(Data items)
::::

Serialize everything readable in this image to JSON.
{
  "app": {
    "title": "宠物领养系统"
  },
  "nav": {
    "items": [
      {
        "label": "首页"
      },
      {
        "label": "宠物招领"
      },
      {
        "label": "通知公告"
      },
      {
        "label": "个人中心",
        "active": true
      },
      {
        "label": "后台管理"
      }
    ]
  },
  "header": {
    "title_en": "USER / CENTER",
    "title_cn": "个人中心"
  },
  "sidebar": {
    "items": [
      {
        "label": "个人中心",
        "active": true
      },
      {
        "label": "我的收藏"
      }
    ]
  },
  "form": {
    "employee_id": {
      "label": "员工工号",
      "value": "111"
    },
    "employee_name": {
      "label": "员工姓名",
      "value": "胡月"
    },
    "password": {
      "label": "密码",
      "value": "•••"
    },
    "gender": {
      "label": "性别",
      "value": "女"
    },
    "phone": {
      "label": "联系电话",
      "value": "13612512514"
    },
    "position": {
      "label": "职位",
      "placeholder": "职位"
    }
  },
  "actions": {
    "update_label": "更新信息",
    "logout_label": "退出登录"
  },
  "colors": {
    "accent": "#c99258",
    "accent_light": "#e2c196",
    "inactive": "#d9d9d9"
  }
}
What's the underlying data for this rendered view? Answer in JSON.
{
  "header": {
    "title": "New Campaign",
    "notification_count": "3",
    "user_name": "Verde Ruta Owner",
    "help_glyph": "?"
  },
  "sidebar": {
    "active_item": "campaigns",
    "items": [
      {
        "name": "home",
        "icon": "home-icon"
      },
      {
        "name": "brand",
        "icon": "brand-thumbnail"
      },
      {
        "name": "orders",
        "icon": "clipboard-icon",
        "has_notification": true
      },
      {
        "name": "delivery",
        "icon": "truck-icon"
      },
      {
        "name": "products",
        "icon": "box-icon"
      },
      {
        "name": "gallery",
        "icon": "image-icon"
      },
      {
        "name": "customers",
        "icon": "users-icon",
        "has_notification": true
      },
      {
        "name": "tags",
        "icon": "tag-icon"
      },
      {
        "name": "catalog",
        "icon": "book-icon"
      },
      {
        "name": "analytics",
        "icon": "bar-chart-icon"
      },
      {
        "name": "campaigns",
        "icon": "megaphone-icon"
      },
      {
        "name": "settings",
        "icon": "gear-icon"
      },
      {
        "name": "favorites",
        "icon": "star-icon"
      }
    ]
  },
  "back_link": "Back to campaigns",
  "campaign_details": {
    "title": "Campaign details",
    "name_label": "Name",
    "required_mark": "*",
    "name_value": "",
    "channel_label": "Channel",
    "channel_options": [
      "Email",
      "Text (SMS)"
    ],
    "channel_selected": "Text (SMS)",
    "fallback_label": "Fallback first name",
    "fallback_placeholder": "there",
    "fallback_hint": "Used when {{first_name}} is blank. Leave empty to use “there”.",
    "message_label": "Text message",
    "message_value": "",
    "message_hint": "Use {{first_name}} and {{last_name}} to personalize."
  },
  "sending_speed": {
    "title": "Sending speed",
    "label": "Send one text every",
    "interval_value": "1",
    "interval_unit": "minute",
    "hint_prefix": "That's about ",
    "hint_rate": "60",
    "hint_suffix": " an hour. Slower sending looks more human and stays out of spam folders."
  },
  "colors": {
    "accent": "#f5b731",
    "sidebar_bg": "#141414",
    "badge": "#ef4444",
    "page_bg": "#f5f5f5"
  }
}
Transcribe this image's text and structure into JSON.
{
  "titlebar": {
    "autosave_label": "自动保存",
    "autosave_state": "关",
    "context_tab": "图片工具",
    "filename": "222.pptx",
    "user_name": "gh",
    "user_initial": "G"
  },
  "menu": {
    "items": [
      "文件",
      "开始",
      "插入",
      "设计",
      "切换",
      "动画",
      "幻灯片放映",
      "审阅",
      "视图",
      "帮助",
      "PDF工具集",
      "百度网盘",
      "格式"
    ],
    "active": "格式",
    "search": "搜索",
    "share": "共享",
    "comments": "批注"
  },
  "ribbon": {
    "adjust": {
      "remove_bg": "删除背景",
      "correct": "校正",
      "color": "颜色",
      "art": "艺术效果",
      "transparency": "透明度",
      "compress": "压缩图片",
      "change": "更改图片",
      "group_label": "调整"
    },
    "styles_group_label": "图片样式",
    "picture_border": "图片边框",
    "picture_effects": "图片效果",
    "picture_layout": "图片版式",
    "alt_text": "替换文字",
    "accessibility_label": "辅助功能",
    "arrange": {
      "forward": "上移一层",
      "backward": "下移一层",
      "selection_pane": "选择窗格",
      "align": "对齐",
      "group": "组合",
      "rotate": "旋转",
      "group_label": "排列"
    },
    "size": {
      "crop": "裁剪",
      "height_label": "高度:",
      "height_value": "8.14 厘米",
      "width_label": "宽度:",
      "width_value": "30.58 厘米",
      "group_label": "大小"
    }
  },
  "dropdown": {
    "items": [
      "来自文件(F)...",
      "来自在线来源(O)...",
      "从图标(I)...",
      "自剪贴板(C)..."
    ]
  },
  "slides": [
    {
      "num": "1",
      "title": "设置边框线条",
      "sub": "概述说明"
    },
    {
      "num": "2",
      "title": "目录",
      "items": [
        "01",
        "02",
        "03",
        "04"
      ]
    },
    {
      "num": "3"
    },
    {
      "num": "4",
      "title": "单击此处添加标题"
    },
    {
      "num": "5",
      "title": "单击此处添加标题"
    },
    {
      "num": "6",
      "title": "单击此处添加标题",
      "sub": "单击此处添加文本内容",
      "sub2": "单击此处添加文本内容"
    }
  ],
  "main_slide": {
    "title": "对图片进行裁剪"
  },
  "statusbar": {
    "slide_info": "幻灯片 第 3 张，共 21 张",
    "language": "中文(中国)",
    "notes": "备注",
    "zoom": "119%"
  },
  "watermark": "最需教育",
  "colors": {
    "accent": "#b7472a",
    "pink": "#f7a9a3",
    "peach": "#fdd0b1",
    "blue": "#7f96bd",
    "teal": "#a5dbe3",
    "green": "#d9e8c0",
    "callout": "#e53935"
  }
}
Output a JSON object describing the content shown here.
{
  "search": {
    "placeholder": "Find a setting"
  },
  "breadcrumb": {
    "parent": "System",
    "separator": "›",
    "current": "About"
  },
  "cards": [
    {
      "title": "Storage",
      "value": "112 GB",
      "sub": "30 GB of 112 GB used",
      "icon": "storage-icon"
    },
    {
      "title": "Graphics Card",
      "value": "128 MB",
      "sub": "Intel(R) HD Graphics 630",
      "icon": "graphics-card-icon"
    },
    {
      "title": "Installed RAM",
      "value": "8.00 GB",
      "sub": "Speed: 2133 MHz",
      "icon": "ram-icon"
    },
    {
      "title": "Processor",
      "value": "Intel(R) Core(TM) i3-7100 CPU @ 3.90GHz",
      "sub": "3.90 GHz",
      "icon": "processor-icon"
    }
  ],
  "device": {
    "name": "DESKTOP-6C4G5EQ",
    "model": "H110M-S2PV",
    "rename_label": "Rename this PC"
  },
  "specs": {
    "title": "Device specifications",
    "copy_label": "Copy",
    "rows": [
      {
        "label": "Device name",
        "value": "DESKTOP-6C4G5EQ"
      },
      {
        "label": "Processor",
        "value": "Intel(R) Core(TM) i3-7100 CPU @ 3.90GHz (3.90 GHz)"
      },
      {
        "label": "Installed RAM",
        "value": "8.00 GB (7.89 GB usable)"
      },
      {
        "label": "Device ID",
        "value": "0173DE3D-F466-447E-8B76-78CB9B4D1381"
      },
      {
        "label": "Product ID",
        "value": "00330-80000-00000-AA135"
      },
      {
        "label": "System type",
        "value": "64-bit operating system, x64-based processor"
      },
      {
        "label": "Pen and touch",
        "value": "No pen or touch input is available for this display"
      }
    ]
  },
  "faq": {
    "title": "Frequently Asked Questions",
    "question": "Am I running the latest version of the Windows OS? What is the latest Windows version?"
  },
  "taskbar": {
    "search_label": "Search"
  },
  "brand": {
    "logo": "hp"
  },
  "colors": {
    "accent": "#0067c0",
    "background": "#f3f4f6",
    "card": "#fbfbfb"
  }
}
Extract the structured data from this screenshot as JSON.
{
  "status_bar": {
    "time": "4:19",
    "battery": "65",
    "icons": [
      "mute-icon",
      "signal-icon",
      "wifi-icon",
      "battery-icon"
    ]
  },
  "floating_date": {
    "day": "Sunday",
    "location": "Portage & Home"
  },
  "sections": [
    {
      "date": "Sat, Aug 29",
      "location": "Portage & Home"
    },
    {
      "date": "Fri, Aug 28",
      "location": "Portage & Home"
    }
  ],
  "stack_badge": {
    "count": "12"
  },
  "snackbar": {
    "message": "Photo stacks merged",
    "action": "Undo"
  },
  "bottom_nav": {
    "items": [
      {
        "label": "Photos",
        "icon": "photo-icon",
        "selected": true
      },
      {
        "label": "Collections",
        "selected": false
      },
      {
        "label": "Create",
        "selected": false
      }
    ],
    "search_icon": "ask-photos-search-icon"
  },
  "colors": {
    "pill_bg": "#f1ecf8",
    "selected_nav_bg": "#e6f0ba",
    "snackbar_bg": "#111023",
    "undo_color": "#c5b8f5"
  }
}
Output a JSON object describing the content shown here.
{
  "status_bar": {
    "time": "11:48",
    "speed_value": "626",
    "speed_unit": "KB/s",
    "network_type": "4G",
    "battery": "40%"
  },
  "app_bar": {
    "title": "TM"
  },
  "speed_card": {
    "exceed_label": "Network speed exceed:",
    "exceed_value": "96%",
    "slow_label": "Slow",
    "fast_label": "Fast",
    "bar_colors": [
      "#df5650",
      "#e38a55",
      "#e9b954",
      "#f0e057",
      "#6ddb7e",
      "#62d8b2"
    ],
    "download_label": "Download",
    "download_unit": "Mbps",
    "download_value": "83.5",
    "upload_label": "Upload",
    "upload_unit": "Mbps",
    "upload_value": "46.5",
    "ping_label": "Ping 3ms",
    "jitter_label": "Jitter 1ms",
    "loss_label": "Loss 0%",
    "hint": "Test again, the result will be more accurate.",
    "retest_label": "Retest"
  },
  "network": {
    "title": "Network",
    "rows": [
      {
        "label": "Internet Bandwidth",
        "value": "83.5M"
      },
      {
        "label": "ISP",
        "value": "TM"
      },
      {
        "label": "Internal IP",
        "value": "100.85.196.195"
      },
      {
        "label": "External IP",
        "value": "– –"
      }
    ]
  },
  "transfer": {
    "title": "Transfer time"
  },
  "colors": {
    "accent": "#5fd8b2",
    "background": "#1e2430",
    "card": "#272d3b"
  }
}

::::

→ TASK BRIEF: Look through the records and gather every line containing "background".

→ CORRECT ANSWER:
    "background": "#f3f4f6",
    "background": "#1e2430",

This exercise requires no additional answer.